***** The input

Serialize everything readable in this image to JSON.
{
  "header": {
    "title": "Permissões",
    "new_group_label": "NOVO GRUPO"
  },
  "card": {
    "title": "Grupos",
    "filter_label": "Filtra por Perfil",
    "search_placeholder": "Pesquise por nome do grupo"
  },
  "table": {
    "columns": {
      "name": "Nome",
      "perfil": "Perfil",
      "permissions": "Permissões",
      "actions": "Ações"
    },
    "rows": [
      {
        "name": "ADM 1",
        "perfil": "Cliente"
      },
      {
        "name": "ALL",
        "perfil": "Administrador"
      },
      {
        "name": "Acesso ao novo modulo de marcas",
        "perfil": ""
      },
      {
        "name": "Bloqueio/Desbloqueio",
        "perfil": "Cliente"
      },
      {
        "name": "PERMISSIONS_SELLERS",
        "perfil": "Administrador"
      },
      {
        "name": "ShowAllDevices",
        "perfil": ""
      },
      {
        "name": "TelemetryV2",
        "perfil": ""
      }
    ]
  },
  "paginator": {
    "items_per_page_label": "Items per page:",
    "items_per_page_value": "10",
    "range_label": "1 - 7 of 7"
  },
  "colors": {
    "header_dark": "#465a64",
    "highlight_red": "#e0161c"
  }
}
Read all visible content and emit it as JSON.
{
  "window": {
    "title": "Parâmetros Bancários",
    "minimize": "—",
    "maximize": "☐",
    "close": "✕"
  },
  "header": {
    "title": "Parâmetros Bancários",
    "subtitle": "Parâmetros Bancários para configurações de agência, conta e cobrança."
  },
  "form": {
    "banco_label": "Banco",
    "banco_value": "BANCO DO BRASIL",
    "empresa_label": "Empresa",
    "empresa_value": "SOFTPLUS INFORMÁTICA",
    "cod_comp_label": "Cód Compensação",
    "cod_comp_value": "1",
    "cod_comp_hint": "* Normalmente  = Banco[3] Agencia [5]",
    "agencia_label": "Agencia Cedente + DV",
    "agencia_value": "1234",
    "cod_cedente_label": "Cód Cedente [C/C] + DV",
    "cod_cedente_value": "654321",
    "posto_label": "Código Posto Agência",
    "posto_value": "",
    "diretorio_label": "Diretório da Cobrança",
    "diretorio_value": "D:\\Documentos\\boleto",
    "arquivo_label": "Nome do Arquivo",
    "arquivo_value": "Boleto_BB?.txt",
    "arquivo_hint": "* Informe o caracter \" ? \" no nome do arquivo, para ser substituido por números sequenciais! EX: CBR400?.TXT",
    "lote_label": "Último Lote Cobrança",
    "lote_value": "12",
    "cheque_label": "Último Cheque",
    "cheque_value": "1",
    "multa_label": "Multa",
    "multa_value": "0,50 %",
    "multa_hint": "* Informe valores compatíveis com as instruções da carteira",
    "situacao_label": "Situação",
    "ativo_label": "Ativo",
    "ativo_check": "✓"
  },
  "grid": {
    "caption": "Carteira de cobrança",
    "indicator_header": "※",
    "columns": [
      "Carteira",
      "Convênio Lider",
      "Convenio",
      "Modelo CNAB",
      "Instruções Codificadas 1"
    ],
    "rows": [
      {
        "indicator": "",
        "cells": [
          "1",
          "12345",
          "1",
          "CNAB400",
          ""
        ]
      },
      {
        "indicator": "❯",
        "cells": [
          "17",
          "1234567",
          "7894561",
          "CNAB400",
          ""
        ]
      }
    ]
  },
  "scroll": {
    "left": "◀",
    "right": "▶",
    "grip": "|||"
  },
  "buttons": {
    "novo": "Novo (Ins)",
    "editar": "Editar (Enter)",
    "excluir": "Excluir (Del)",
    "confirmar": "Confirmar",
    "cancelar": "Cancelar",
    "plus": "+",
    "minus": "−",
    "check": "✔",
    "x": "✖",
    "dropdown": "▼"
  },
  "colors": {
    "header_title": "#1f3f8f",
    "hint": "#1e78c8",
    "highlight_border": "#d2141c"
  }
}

**********

Exercise details
In the records, locate each line holding the string "Último" and copy it.

The completed task
    "lote_label": "Último Lote Cobrança",
    "cheque_label": "Último Cheque",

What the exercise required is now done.